*** DATA SUPPLIED

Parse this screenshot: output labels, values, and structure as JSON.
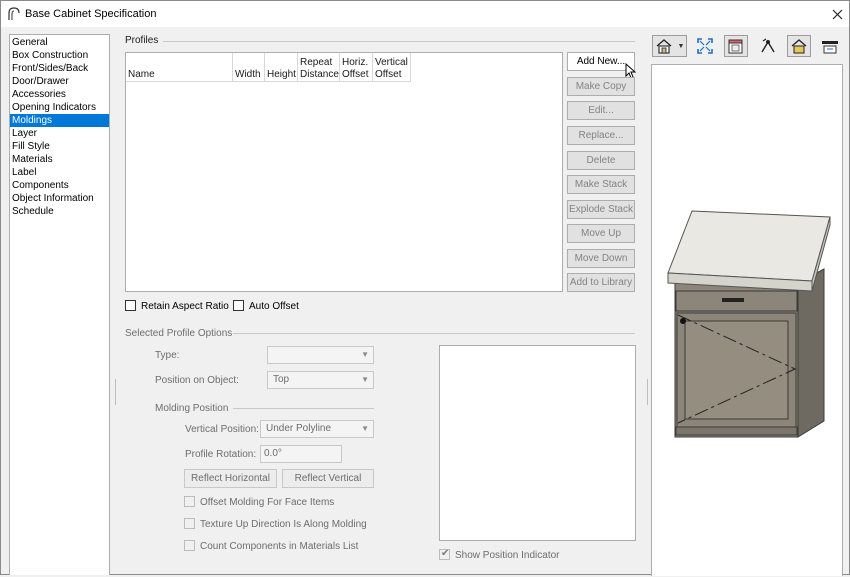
{
  "window": {
    "title": "Base Cabinet Specification"
  },
  "categories": [
    {
      "label": "General",
      "selected": false
    },
    {
      "label": "Box Construction",
      "selected": false
    },
    {
      "label": "Front/Sides/Back",
      "selected": false
    },
    {
      "label": "Door/Drawer",
      "selected": false
    },
    {
      "label": "Accessories",
      "selected": false
    },
    {
      "label": "Opening Indicators",
      "selected": false
    },
    {
      "label": "Moldings",
      "selected": true
    },
    {
      "label": "Layer",
      "selected": false
    },
    {
      "label": "Fill Style",
      "selected": false
    },
    {
      "label": "Materials",
      "selected": false
    },
    {
      "label": "Label",
      "selected": false
    },
    {
      "label": "Components",
      "selected": false
    },
    {
      "label": "Object Information",
      "selected": false
    },
    {
      "label": "Schedule",
      "selected": false
    }
  ],
  "profiles": {
    "group_label": "Profiles",
    "columns": [
      {
        "line1": "",
        "line2": "Name"
      },
      {
        "line1": "",
        "line2": "Width"
      },
      {
        "line1": "",
        "line2": "Height"
      },
      {
        "line1": "Repeat",
        "line2": "Distance"
      },
      {
        "line1": "Horiz.",
        "line2": "Offset"
      },
      {
        "line1": "Vertical",
        "line2": "Offset"
      }
    ],
    "rows": []
  },
  "buttons": [
    {
      "label": "Add New...",
      "enabled": true
    },
    {
      "label": "Make Copy",
      "enabled": false
    },
    {
      "label": "Edit...",
      "enabled": false
    },
    {
      "label": "Replace...",
      "enabled": false
    },
    {
      "label": "Delete",
      "enabled": false
    },
    {
      "label": "Make Stack",
      "enabled": false
    },
    {
      "label": "Explode Stack",
      "enabled": false
    },
    {
      "label": "Move Up",
      "enabled": false
    },
    {
      "label": "Move Down",
      "enabled": false
    },
    {
      "label": "Add to Library",
      "enabled": false
    }
  ],
  "options": {
    "retain_aspect_ratio": {
      "label": "Retain Aspect Ratio",
      "checked": false
    },
    "auto_offset": {
      "label": "Auto Offset",
      "checked": false
    }
  },
  "selected_profile": {
    "group_label": "Selected Profile Options",
    "type_label": "Type:",
    "type_value": "",
    "position_label": "Position on Object:",
    "position_value": "Top",
    "molding_position_label": "Molding Position",
    "vertical_position_label": "Vertical Position:",
    "vertical_position_value": "Under Polyline",
    "profile_rotation_label": "Profile Rotation:",
    "profile_rotation_value": "0.0°",
    "reflect_horizontal": "Reflect Horizontal",
    "reflect_vertical": "Reflect Vertical",
    "offset_face_items": {
      "label": "Offset Molding For Face Items",
      "checked": false
    },
    "texture_up": {
      "label": "Texture Up Direction Is Along Molding",
      "checked": false
    },
    "count_components": {
      "label": "Count Components in Materials List",
      "checked": false
    },
    "show_position_indicator": {
      "label": "Show Position Indicator",
      "checked": true
    }
  },
  "toolbar_icons": [
    "view-style-icon",
    "dropdown-arrow-icon",
    "fill-window-icon",
    "materials-view-icon",
    "camera-orbit-icon",
    "color-on-icon",
    "section-view-icon"
  ],
  "colors": {
    "selection": "#0078d7",
    "cabinet_body": "#8c8579",
    "countertop": "#e9e8e2"
  }
}
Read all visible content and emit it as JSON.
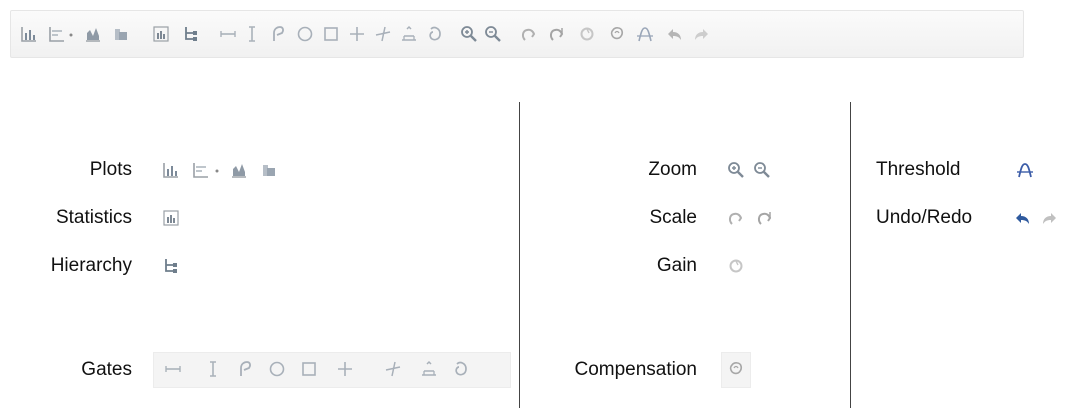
{
  "toolbar": {
    "icons": [
      "bar-plot-icon",
      "line-plot-icon",
      "dropdown-dot-icon",
      "histogram-icon",
      "overlay-plot-icon",
      "statistics-icon",
      "hierarchy-icon",
      "horizontal-gate-icon",
      "vertical-gate-icon",
      "polygon-gate-icon",
      "ellipse-gate-icon",
      "rectangle-gate-icon",
      "quadrant-gate-icon",
      "skewed-quadrant-gate-icon",
      "range-gate-icon",
      "lasso-gate-icon",
      "zoom-in-icon",
      "zoom-out-icon",
      "scale-icon",
      "scale-alt-icon",
      "gain-icon",
      "compensation-icon",
      "threshold-icon",
      "undo-icon",
      "redo-icon"
    ]
  },
  "legend": {
    "plots": "Plots",
    "statistics": "Statistics",
    "hierarchy": "Hierarchy",
    "gates": "Gates",
    "zoom": "Zoom",
    "scale": "Scale",
    "gain": "Gain",
    "compensation": "Compensation",
    "threshold": "Threshold",
    "undo_redo": "Undo/Redo"
  },
  "colors": {
    "icon_gray": "#b8b8b8",
    "threshold_blue": "#3c5da8",
    "undo_blue": "#2f5a9e",
    "redo_gray": "#c0c0c0",
    "toolbar_bg": "#f4f4f4"
  }
}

******

▸ WHAT THE EXERCISE ASKS: Write out the data precisely as given, excluding the pictures.

▸ RESPONSE BELOW:
Parse this screenshot: output labels, values, and structure as JSON.
{
  "window": {
    "title": "Base Cabinet Specification"
  },
  "categories": [
    {
      "label": "General",
      "selected": false
    },
    {
      "label": "Box Construction",
      "selected": false
    },
    {
      "label": "Front/Sides/Back",
      "selected": false
    },
    {
      "label": "Door/Drawer",
      "selected": false
    },
    {
      "label": "Accessories",
      "selected": false
    },
    {
      "label": "Opening Indicators",
      "selected": false
    },
    {
      "label": "Moldings",
      "selected": true
    },
    {
      "label": "Layer",
      "selected": false
    },
    {
      "label": "Fill Style",
      "selected": false
    },
    {
      "label": "Materials",
      "selected": false
    },
    {
      "label": "Label",
      "selected": false
    },
    {
      "label": "Components",
      "selected": false
    },
    {
      "label": "Object Information",
      "selected": false
    },
    {
      "label": "Schedule",
      "selected": false
    }
  ],
  "profiles": {
    "group_label": "Profiles",
    "columns": [
      {
        "line1": "",
        "line2": "Name"
      },
      {
        "line1": "",
        "line2": "Width"
      },
      {
        "line1": "",
        "line2": "Height"
      },
      {
        "line1": "Repeat",
        "line2": "Distance"
      },
      {
        "line1": "Horiz.",
        "line2": "Offset"
      },
      {
        "line1": "Vertical",
        "line2": "Offset"
      }
    ],
    "rows": []
  },
  "buttons": [
    {
      "label": "Add New...",
      "enabled": true
    },
    {
      "label": "Make Copy",
      "enabled": false
    },
    {
      "label": "Edit...",
      "enabled": false
    },
    {
      "label": "Replace...",
      "enabled": false
    },
    {
      "label": "Delete",
      "enabled": false
    },
    {
      "label": "Make Stack",
      "enabled": false
    },
    {
      "label": "Explode Stack",
      "enabled": false
    },
    {
      "label": "Move Up",
      "enabled": false
    },
    {
      "label": "Move Down",
      "enabled": false
    },
    {
      "label": "Add to Library",
      "enabled": false
    }
  ],
  "options": {
    "retain_aspect_ratio": {
      "label": "Retain Aspect Ratio",
      "checked": false
    },
    "auto_offset": {
      "label": "Auto Offset",
      "checked": false
    }
  },
  "selected_profile": {
    "group_label": "Selected Profile Options",
    "type_label": "Type:",
    "type_value": "",
    "position_label": "Position on Object:",
    "position_value": "Top",
    "molding_position_label": "Molding Position",
    "vertical_position_label": "Vertical Position:",
    "vertical_position_value": "Under Polyline",
    "profile_rotation_label": "Profile Rotation:",
    "profile_rotation_value": "0.0°",
    "reflect_horizontal": "Reflect Horizontal",
    "reflect_vertical": "Reflect Vertical",
    "offset_face_items": {
      "label": "Offset Molding For Face Items",
      "checked": false
    },
    "texture_up": {
      "label": "Texture Up Direction Is Along Molding",
      "checked": false
    },
    "count_components": {
      "label": "Count Components in Materials List",
      "checked": false
    },
    "show_position_indicator": {
      "label": "Show Position Indicator",
      "checked": true
    }
  },
  "toolbar_icons": [
    "view-style-icon",
    "dropdown-arrow-icon",
    "fill-window-icon",
    "materials-view-icon",
    "camera-orbit-icon",
    "color-on-icon",
    "section-view-icon"
  ],
  "colors": {
    "selection": "#0078d7",
    "cabinet_body": "#8c8579",
    "countertop": "#e9e8e2"
  }
}
Read all visible content and emit it as JSON.
{
  "toolbar": {
    "icons": [
      "bar-plot-icon",
      "line-plot-icon",
      "dropdown-dot-icon",
      "histogram-icon",
      "overlay-plot-icon",
      "statistics-icon",
      "hierarchy-icon",
      "horizontal-gate-icon",
      "vertical-gate-icon",
      "polygon-gate-icon",
      "ellipse-gate-icon",
      "rectangle-gate-icon",
      "quadrant-gate-icon",
      "skewed-quadrant-gate-icon",
      "range-gate-icon",
      "lasso-gate-icon",
      "zoom-in-icon",
      "zoom-out-icon",
      "scale-icon",
      "scale-alt-icon",
      "gain-icon",
      "compensation-icon",
      "threshold-icon",
      "undo-icon",
      "redo-icon"
    ]
  },
  "legend": {
    "plots": "Plots",
    "statistics": "Statistics",
    "hierarchy": "Hierarchy",
    "gates": "Gates",
    "zoom": "Zoom",
    "scale": "Scale",
    "gain": "Gain",
    "compensation": "Compensation",
    "threshold": "Threshold",
    "undo_redo": "Undo/Redo"
  },
  "colors": {
    "icon_gray": "#b8b8b8",
    "threshold_blue": "#3c5da8",
    "undo_blue": "#2f5a9e",
    "redo_gray": "#c0c0c0",
    "toolbar_bg": "#f4f4f4"
  }
}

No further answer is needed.